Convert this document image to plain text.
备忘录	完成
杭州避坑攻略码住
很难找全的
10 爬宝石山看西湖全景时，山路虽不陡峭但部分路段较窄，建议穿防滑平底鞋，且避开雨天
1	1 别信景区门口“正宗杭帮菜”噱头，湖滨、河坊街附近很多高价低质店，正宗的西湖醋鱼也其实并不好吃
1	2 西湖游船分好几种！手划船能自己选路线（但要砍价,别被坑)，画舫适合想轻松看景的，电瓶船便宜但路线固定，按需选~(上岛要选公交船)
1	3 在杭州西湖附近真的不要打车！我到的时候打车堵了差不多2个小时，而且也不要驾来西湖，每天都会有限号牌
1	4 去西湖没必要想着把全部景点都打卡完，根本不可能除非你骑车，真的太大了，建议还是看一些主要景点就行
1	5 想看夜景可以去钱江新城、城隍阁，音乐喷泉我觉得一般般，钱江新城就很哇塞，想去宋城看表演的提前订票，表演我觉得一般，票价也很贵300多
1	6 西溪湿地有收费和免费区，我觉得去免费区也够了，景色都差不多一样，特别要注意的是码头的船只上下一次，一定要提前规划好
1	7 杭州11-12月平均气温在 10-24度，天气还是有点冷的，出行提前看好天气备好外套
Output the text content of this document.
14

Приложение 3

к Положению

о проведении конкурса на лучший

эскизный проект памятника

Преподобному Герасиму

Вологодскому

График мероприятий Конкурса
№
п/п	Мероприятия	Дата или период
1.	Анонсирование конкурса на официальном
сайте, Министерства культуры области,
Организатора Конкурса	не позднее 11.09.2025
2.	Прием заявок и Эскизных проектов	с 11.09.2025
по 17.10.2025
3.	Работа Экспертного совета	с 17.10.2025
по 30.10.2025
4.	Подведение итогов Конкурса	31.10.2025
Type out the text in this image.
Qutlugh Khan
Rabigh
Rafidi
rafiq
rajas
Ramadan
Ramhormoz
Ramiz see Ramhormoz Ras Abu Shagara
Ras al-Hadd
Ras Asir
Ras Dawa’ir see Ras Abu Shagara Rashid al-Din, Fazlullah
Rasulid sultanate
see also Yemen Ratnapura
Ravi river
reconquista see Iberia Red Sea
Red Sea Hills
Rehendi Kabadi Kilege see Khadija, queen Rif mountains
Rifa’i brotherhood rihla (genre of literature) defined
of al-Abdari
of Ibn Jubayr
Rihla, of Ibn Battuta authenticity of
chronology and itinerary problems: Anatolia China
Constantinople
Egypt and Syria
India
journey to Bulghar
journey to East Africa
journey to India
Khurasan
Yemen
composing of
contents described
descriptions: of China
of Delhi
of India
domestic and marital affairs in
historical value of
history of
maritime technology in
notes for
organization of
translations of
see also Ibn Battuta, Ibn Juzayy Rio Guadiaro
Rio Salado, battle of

□ □ □ □ □ □ □

■ **Exercise**
Tally how many lines of the data include the word "China". Write the number and nothing else.

■ **Answer for the task**
2